**DO THIS**
In the material below, identify each line bearing the word "provides". Reproduce those lines.

**TASK INPUTS**
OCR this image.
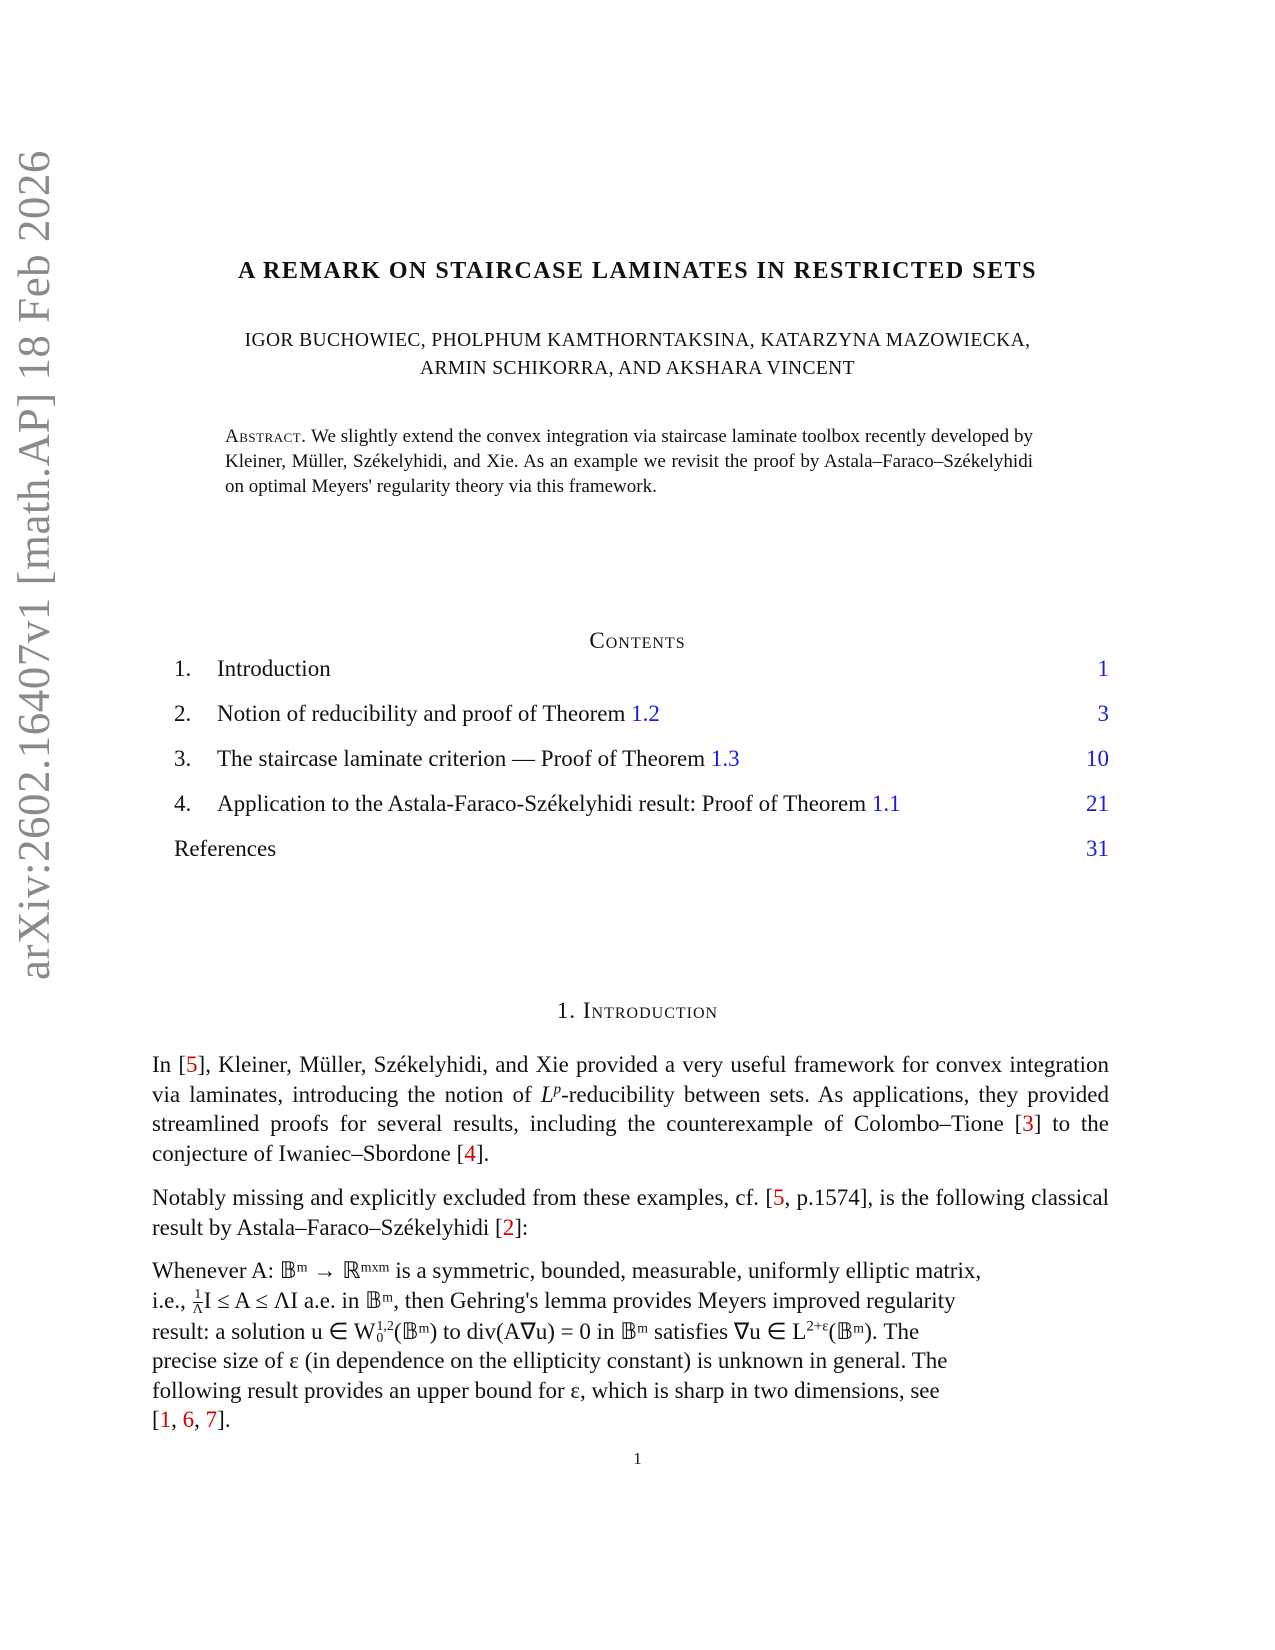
arXiv:2602.16407v1 [math.AP] 18 Feb 2026	A REMARK ON STAIRCASE LAMINATES IN RESTRICTED SETS
IGOR BUCHOWIEC, PHOLPHUM KAMTHORNTAKSINA, KATARZYNA MAZOWIECKA,
ARMIN SCHIKORRA, AND AKSHARA VINCENT
Abstract. We slightly extend the convex integration via staircase laminate toolbox recently developed by Kleiner, Müller, Székelyhidi, and Xie. As an example we revisit the proof by Astala–Faraco–Székelyhidi on optimal Meyers' regularity theory via this framework.
Contents
1. Introduction	1
2. Notion of reducibility and proof of Theorem 1.2	3
3. The staircase laminate criterion — Proof of Theorem 1.3	10
4. Application to the Astala-Faraco-Székelyhidi result: Proof of Theorem 1.1	21
References	31
1. Introduction
In [5], Kleiner, Müller, Székelyhidi, and Xie provided a very useful framework for convex integration via laminates, introducing the notion of $L^p$-reducibility between sets. As applications, they provided streamlined proofs for several results, including the counterexample of Colombo–Tione [3] to the conjecture of Iwaniec–Sbordone [4].
Notably missing and explicitly excluded from these examples, cf. [5, p.1574], is the following classical result by Astala–Faraco–Székelyhidi [2]:
Whenever A: 𝔹ᵐ → ℝᵐˣᵐ is a symmetric, bounded, measurable, uniformly elliptic matrix,
i.e., $\frac{1}{\Lambda}$ I ≤ A ≤ ΛI a.e. in 𝔹ᵐ, then Gehring's lemma provides Meyers improved regularity
result: a solution u ∈ W 1,2
0 (𝔹ᵐ) to div(A∇u) = 0 in 𝔹ᵐ satisfies ∇u ∈ $L^{2+\varepsilon}(𝔹ᵐ)$. The
precise size of ε (in dependence on the ellipticity constant) is unknown in general. The
following result provides an upper bound for ε, which is sharp in two dimensions, see
[1, 6, 7].
1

**SOLUTION TO THIS PROBLEM**
i.e., $\frac{1}{\Lambda}$ I ≤ A ≤ ΛI a.e. in 𝔹ᵐ, then Gehring's lemma provides Meyers improved regularity
following result provides an upper bound for ε, which is sharp in two dimensions, see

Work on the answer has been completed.